* [Directions for this task]
Each entry below should be reproduced character for character.
::::::
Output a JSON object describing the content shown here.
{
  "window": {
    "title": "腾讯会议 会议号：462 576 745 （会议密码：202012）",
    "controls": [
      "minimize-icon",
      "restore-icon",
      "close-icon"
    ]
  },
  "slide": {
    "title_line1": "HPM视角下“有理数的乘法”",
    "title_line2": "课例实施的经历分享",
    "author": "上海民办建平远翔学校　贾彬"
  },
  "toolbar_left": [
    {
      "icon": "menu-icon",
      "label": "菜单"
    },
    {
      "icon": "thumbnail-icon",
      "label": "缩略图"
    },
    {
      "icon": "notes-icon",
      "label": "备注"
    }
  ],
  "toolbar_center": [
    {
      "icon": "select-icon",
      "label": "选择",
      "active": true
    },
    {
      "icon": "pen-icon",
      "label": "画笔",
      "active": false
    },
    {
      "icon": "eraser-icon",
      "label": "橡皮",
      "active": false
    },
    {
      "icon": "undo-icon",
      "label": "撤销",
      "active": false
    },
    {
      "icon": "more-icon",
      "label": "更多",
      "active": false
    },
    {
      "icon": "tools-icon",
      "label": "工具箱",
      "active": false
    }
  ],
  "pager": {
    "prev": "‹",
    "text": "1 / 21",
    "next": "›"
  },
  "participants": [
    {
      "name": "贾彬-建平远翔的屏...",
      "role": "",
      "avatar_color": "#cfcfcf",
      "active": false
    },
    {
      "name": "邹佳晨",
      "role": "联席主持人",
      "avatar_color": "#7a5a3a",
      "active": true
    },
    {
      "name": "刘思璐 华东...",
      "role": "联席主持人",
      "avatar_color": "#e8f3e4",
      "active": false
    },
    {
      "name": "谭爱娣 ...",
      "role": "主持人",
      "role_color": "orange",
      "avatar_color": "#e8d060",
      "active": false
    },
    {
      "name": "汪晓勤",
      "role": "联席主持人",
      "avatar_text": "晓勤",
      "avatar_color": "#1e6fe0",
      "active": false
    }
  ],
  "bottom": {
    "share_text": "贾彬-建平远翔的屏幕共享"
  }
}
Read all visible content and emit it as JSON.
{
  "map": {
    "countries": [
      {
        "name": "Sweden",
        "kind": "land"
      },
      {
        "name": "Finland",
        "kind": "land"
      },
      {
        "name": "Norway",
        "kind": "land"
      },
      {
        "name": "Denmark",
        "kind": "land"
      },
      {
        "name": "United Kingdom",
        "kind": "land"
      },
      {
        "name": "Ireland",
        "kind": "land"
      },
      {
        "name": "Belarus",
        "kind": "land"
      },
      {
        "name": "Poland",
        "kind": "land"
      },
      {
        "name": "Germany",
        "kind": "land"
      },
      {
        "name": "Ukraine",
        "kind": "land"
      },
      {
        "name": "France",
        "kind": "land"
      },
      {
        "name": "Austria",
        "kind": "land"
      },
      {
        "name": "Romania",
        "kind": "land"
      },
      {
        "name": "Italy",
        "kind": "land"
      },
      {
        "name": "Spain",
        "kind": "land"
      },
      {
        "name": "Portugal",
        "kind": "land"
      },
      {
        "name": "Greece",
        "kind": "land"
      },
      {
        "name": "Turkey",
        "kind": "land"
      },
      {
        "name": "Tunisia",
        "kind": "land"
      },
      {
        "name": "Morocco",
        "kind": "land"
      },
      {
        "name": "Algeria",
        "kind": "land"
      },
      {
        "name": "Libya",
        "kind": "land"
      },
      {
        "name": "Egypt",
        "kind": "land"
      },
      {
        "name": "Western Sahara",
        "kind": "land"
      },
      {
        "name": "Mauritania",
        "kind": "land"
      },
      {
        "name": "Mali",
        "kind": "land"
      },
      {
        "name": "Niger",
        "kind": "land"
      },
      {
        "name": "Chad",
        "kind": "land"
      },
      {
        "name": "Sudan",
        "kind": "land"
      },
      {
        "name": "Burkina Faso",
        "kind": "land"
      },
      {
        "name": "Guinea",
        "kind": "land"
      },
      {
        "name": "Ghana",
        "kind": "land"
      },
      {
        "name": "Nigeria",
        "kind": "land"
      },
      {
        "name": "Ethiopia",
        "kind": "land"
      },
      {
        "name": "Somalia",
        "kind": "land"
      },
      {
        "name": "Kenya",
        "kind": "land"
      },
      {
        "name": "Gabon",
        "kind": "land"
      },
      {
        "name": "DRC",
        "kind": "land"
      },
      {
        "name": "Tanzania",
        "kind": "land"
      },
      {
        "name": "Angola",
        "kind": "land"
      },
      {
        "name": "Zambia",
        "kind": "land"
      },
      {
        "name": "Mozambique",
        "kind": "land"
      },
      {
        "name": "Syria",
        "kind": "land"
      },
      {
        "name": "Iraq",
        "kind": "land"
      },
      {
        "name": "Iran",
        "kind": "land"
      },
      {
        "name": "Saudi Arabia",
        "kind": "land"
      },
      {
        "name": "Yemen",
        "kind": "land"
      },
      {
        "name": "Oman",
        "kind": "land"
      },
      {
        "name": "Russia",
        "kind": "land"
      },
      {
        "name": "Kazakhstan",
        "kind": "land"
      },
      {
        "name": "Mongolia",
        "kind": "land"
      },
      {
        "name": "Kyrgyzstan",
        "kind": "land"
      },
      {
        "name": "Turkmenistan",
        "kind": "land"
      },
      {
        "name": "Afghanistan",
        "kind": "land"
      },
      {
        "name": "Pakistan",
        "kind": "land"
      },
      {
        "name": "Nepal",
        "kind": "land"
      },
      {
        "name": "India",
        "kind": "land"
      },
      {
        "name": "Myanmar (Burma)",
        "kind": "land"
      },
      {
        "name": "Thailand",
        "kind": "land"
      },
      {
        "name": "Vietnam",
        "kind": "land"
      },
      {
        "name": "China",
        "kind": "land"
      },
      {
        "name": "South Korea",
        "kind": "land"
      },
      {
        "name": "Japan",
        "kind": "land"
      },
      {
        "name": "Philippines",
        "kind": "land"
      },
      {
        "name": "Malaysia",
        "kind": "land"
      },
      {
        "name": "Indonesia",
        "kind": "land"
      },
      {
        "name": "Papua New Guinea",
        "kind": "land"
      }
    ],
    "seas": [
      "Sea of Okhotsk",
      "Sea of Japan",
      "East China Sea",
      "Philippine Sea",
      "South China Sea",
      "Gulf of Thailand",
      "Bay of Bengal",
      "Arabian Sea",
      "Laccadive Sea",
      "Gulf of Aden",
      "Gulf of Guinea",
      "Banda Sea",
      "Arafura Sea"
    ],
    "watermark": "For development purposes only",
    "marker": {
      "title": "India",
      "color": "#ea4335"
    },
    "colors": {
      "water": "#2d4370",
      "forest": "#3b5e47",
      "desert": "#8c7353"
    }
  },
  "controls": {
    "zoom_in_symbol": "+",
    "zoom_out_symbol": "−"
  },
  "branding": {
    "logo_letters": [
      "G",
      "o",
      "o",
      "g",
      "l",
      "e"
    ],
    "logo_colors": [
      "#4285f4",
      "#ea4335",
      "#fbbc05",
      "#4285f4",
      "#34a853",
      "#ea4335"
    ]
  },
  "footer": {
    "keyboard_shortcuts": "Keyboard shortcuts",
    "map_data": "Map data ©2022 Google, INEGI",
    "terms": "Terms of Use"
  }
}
::::::
* [Response to the exercise]
Output a JSON object describing the content shown here.
{
  "window": {
    "title": "腾讯会议 会议号：462 576 745 （会议密码：202012）",
    "controls": [
      "minimize-icon",
      "restore-icon",
      "close-icon"
    ]
  },
  "slide": {
    "title_line1": "HPM视角下“有理数的乘法”",
    "title_line2": "课例实施的经历分享",
    "author": "上海民办建平远翔学校　贾彬"
  },
  "toolbar_left": [
    {
      "icon": "menu-icon",
      "label": "菜单"
    },
    {
      "icon": "thumbnail-icon",
      "label": "缩略图"
    },
    {
      "icon": "notes-icon",
      "label": "备注"
    }
  ],
  "toolbar_center": [
    {
      "icon": "select-icon",
      "label": "选择",
      "active": true
    },
    {
      "icon": "pen-icon",
      "label": "画笔",
      "active": false
    },
    {
      "icon": "eraser-icon",
      "label": "橡皮",
      "active": false
    },
    {
      "icon": "undo-icon",
      "label": "撤销",
      "active": false
    },
    {
      "icon": "more-icon",
      "label": "更多",
      "active": false
    },
    {
      "icon": "tools-icon",
      "label": "工具箱",
      "active": false
    }
  ],
  "pager": {
    "prev": "‹",
    "text": "1 / 21",
    "next": "›"
  },
  "participants": [
    {
      "name": "贾彬-建平远翔的屏...",
      "role": "",
      "avatar_color": "#cfcfcf",
      "active": false
    },
    {
      "name": "邹佳晨",
      "role": "联席主持人",
      "avatar_color": "#7a5a3a",
      "active": true
    },
    {
      "name": "刘思璐 华东...",
      "role": "联席主持人",
      "avatar_color": "#e8f3e4",
      "active": false
    },
    {
      "name": "谭爱娣 ...",
      "role": "主持人",
      "role_color": "orange",
      "avatar_color": "#e8d060",
      "active": false
    },
    {
      "name": "汪晓勤",
      "role": "联席主持人",
      "avatar_text": "晓勤",
      "avatar_color": "#1e6fe0",
      "active": false
    }
  ],
  "bottom": {
    "share_text": "贾彬-建平远翔的屏幕共享"
  }
}
Read all visible content and emit it as JSON.
{
  "map": {
    "countries": [
      {
        "name": "Sweden",
        "kind": "land"
      },
      {
        "name": "Finland",
        "kind": "land"
      },
      {
        "name": "Norway",
        "kind": "land"
      },
      {
        "name": "Denmark",
        "kind": "land"
      },
      {
        "name": "United Kingdom",
        "kind": "land"
      },
      {
        "name": "Ireland",
        "kind": "land"
      },
      {
        "name": "Belarus",
        "kind": "land"
      },
      {
        "name": "Poland",
        "kind": "land"
      },
      {
        "name": "Germany",
        "kind": "land"
      },
      {
        "name": "Ukraine",
        "kind": "land"
      },
      {
        "name": "France",
        "kind": "land"
      },
      {
        "name": "Austria",
        "kind": "land"
      },
      {
        "name": "Romania",
        "kind": "land"
      },
      {
        "name": "Italy",
        "kind": "land"
      },
      {
        "name": "Spain",
        "kind": "land"
      },
      {
        "name": "Portugal",
        "kind": "land"
      },
      {
        "name": "Greece",
        "kind": "land"
      },
      {
        "name": "Turkey",
        "kind": "land"
      },
      {
        "name": "Tunisia",
        "kind": "land"
      },
      {
        "name": "Morocco",
        "kind": "land"
      },
      {
        "name": "Algeria",
        "kind": "land"
      },
      {
        "name": "Libya",
        "kind": "land"
      },
      {
        "name": "Egypt",
        "kind": "land"
      },
      {
        "name": "Western Sahara",
        "kind": "land"
      },
      {
        "name": "Mauritania",
        "kind": "land"
      },
      {
        "name": "Mali",
        "kind": "land"
      },
      {
        "name": "Niger",
        "kind": "land"
      },
      {
        "name": "Chad",
        "kind": "land"
      },
      {
        "name": "Sudan",
        "kind": "land"
      },
      {
        "name": "Burkina Faso",
        "kind": "land"
      },
      {
        "name": "Guinea",
        "kind": "land"
      },
      {
        "name": "Ghana",
        "kind": "land"
      },
      {
        "name": "Nigeria",
        "kind": "land"
      },
      {
        "name": "Ethiopia",
        "kind": "land"
      },
      {
        "name": "Somalia",
        "kind": "land"
      },
      {
        "name": "Kenya",
        "kind": "land"
      },
      {
        "name": "Gabon",
        "kind": "land"
      },
      {
        "name": "DRC",
        "kind": "land"
      },
      {
        "name": "Tanzania",
        "kind": "land"
      },
      {
        "name": "Angola",
        "kind": "land"
      },
      {
        "name": "Zambia",
        "kind": "land"
      },
      {
        "name": "Mozambique",
        "kind": "land"
      },
      {
        "name": "Syria",
        "kind": "land"
      },
      {
        "name": "Iraq",
        "kind": "land"
      },
      {
        "name": "Iran",
        "kind": "land"
      },
      {
        "name": "Saudi Arabia",
        "kind": "land"
      },
      {
        "name": "Yemen",
        "kind": "land"
      },
      {
        "name": "Oman",
        "kind": "land"
      },
      {
        "name": "Russia",
        "kind": "land"
      },
      {
        "name": "Kazakhstan",
        "kind": "land"
      },
      {
        "name": "Mongolia",
        "kind": "land"
      },
      {
        "name": "Kyrgyzstan",
        "kind": "land"
      },
      {
        "name": "Turkmenistan",
        "kind": "land"
      },
      {
        "name": "Afghanistan",
        "kind": "land"
      },
      {
        "name": "Pakistan",
        "kind": "land"
      },
      {
        "name": "Nepal",
        "kind": "land"
      },
      {
        "name": "India",
        "kind": "land"
      },
      {
        "name": "Myanmar (Burma)",
        "kind": "land"
      },
      {
        "name": "Thailand",
        "kind": "land"
      },
      {
        "name": "Vietnam",
        "kind": "land"
      },
      {
        "name": "China",
        "kind": "land"
      },
      {
        "name": "South Korea",
        "kind": "land"
      },
      {
        "name": "Japan",
        "kind": "land"
      },
      {
        "name": "Philippines",
        "kind": "land"
      },
      {
        "name": "Malaysia",
        "kind": "land"
      },
      {
        "name": "Indonesia",
        "kind": "land"
      },
      {
        "name": "Papua New Guinea",
        "kind": "land"
      }
    ],
    "seas": [
      "Sea of Okhotsk",
      "Sea of Japan",
      "East China Sea",
      "Philippine Sea",
      "South China Sea",
      "Gulf of Thailand",
      "Bay of Bengal",
      "Arabian Sea",
      "Laccadive Sea",
      "Gulf of Aden",
      "Gulf of Guinea",
      "Banda Sea",
      "Arafura Sea"
    ],
    "watermark": "For development purposes only",
    "marker": {
      "title": "India",
      "color": "#ea4335"
    },
    "colors": {
      "water": "#2d4370",
      "forest": "#3b5e47",
      "desert": "#8c7353"
    }
  },
  "controls": {
    "zoom_in_symbol": "+",
    "zoom_out_symbol": "−"
  },
  "branding": {
    "logo_letters": [
      "G",
      "o",
      "o",
      "g",
      "l",
      "e"
    ],
    "logo_colors": [
      "#4285f4",
      "#ea4335",
      "#fbbc05",
      "#4285f4",
      "#34a853",
      "#ea4335"
    ]
  },
  "footer": {
    "keyboard_shortcuts": "Keyboard shortcuts",
    "map_data": "Map data ©2022 Google, INEGI",
    "terms": "Terms of Use"
  }
}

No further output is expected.